- Record excerpts:
▼
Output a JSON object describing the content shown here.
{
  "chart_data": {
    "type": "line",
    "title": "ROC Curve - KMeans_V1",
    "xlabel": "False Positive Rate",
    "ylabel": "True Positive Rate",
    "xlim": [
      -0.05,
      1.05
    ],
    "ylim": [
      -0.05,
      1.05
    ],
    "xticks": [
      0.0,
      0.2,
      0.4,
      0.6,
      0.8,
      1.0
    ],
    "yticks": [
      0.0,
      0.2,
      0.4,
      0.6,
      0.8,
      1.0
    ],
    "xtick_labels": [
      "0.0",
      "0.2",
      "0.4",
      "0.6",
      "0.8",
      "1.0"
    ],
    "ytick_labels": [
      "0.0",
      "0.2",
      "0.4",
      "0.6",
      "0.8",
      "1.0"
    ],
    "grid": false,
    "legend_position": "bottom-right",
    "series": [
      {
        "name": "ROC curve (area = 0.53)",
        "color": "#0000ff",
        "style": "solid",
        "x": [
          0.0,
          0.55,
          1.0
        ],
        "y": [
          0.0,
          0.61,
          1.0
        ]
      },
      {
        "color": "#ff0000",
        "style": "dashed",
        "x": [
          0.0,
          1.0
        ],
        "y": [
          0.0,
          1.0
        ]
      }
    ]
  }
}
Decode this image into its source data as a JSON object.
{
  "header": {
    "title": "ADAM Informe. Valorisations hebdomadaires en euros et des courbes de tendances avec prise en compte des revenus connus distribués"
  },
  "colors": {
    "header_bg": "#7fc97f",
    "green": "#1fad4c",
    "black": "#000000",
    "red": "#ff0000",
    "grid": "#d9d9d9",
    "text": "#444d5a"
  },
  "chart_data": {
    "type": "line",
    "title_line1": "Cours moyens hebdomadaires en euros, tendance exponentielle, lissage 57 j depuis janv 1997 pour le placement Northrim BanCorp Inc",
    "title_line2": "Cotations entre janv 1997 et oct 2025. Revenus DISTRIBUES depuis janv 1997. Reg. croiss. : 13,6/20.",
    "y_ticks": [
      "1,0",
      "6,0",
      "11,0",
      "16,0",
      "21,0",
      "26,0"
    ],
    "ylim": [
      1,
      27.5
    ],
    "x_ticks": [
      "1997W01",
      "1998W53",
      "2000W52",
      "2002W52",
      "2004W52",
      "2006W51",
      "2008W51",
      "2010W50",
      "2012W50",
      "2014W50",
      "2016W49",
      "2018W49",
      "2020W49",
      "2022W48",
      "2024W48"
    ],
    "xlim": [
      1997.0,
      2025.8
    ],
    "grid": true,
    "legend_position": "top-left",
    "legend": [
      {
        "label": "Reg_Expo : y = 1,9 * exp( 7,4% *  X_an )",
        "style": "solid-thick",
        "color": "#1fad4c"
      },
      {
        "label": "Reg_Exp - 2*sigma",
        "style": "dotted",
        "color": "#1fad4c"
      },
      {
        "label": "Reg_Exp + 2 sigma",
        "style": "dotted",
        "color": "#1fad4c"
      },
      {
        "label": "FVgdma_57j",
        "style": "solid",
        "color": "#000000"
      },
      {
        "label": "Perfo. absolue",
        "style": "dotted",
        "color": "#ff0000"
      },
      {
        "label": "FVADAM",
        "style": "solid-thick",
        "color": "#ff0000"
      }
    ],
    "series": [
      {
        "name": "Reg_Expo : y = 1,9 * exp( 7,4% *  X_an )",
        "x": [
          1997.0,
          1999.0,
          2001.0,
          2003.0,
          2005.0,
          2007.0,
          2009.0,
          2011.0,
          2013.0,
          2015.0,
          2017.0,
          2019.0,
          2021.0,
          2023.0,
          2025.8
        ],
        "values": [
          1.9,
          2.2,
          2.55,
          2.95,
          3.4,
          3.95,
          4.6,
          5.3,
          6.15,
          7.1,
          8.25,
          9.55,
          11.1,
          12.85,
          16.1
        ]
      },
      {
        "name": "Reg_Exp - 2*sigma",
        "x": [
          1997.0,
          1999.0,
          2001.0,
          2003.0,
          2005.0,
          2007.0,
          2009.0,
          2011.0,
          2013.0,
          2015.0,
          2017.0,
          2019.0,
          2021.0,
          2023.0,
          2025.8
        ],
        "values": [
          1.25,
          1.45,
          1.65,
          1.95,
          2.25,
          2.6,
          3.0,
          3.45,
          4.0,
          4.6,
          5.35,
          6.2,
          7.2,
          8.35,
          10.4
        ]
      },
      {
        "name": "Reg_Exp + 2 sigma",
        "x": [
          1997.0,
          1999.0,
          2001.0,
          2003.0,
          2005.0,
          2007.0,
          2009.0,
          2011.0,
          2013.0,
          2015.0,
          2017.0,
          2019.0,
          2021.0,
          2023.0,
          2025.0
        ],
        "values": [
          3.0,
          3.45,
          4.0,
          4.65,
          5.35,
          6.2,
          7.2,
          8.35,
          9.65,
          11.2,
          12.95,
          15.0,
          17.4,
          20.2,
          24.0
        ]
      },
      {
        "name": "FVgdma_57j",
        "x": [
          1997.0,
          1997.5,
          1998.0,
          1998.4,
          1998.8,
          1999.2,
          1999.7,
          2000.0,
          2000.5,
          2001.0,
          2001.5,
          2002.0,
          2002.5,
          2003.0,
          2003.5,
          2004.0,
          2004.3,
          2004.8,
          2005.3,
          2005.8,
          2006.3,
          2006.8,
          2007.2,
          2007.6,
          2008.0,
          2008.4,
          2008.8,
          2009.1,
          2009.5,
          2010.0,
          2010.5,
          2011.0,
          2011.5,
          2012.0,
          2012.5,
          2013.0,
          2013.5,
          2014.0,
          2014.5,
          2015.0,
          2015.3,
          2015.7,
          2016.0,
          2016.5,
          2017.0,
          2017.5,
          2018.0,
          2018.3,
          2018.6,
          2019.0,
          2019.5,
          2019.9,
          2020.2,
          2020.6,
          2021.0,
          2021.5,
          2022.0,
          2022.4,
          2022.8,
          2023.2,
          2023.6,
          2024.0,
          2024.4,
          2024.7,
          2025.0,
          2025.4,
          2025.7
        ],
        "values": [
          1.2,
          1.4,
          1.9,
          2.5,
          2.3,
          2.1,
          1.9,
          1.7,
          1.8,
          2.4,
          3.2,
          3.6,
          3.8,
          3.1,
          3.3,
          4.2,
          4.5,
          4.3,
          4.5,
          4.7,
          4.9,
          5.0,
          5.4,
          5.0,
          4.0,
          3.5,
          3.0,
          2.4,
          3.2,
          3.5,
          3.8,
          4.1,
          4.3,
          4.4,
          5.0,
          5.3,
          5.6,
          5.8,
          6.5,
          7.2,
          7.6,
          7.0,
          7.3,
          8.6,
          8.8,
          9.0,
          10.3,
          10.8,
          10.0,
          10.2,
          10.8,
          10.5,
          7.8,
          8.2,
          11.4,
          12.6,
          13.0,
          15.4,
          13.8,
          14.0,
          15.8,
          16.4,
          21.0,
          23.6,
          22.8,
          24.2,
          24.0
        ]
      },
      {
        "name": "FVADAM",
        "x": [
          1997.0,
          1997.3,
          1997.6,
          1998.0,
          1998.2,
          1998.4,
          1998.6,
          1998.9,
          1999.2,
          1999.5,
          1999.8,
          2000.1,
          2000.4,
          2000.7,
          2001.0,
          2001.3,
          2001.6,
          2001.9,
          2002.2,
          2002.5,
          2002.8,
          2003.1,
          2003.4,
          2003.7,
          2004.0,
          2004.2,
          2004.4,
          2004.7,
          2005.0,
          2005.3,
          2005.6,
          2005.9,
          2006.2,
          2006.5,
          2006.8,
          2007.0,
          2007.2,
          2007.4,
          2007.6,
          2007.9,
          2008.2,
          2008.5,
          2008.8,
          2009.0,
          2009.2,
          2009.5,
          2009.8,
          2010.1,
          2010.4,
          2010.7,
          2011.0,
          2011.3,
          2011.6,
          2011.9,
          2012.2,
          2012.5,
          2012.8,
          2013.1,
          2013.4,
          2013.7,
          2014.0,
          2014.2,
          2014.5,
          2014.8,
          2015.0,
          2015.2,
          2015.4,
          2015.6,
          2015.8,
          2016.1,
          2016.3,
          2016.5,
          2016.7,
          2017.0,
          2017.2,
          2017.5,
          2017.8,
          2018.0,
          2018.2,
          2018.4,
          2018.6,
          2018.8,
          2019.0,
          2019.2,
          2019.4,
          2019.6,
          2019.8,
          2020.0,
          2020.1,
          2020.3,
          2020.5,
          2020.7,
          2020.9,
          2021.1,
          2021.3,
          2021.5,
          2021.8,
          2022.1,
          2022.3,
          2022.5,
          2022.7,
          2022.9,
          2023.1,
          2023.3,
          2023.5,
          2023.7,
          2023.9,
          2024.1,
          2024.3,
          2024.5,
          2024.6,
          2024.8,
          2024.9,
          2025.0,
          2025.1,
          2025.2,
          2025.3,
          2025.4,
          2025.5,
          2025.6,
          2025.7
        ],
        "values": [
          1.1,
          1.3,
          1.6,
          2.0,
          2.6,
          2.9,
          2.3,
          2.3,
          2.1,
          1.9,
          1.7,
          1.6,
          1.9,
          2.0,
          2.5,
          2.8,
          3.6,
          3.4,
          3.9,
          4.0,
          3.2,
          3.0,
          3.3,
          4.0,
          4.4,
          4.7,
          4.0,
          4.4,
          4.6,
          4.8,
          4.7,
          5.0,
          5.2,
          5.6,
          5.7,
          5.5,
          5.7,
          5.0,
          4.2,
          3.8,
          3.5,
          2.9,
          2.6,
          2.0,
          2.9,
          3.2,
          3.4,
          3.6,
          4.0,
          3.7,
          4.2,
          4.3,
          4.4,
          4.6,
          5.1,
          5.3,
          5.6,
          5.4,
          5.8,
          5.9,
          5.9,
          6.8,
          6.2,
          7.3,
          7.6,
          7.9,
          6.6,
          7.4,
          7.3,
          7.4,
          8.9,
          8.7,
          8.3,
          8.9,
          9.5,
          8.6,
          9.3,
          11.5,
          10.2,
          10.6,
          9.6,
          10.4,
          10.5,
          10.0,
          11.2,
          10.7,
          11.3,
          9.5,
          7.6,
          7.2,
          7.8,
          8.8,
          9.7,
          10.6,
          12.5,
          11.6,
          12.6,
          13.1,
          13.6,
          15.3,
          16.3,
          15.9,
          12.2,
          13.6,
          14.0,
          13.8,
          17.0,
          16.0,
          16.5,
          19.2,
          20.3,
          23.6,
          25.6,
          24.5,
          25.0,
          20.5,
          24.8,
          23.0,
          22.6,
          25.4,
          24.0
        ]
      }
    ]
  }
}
▲
- Directive:
Report all lines of the data above that include the string "sigma".

- Right answer:
        "label": "Reg_Exp - 2*sigma",
        "label": "Reg_Exp + 2 sigma",
        "name": "Reg_Exp - 2*sigma",
        "name": "Reg_Exp + 2 sigma",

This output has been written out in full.